→ What is required:
Each line that follows is to be retyped exactly.
— Start of Source records —
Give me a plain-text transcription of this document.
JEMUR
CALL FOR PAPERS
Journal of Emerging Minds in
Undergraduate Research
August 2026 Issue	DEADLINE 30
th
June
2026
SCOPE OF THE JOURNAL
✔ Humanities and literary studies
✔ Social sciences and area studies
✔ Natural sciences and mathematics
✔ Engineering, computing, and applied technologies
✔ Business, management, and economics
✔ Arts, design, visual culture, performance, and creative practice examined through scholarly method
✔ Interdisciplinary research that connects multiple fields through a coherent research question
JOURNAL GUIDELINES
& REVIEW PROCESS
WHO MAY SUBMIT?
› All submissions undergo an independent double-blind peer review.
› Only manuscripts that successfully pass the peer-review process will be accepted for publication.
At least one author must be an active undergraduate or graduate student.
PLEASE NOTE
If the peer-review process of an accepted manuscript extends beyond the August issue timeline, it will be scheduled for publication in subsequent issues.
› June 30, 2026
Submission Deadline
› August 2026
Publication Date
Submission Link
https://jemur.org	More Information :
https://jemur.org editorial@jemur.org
— End of Source records —
→ Exercise solution:
Give me a plain-text transcription of this document.
JEMUR
CALL FOR PAPERS
Journal of Emerging Minds in
Undergraduate Research
August 2026 Issue	DEADLINE 30
th
June
2026
SCOPE OF THE JOURNAL
✔ Humanities and literary studies
✔ Social sciences and area studies
✔ Natural sciences and mathematics
✔ Engineering, computing, and applied technologies
✔ Business, management, and economics
✔ Arts, design, visual culture, performance, and creative practice examined through scholarly method
✔ Interdisciplinary research that connects multiple fields through a coherent research question
JOURNAL GUIDELINES
& REVIEW PROCESS
WHO MAY SUBMIT?
› All submissions undergo an independent double-blind peer review.
› Only manuscripts that successfully pass the peer-review process will be accepted for publication.
At least one author must be an active undergraduate or graduate student.
PLEASE NOTE
If the peer-review process of an accepted manuscript extends beyond the August issue timeline, it will be scheduled for publication in subsequent issues.
› June 30, 2026
Submission Deadline
› August 2026
Publication Date
Submission Link
https://jemur.org	More Information :
https://jemur.org editorial@jemur.org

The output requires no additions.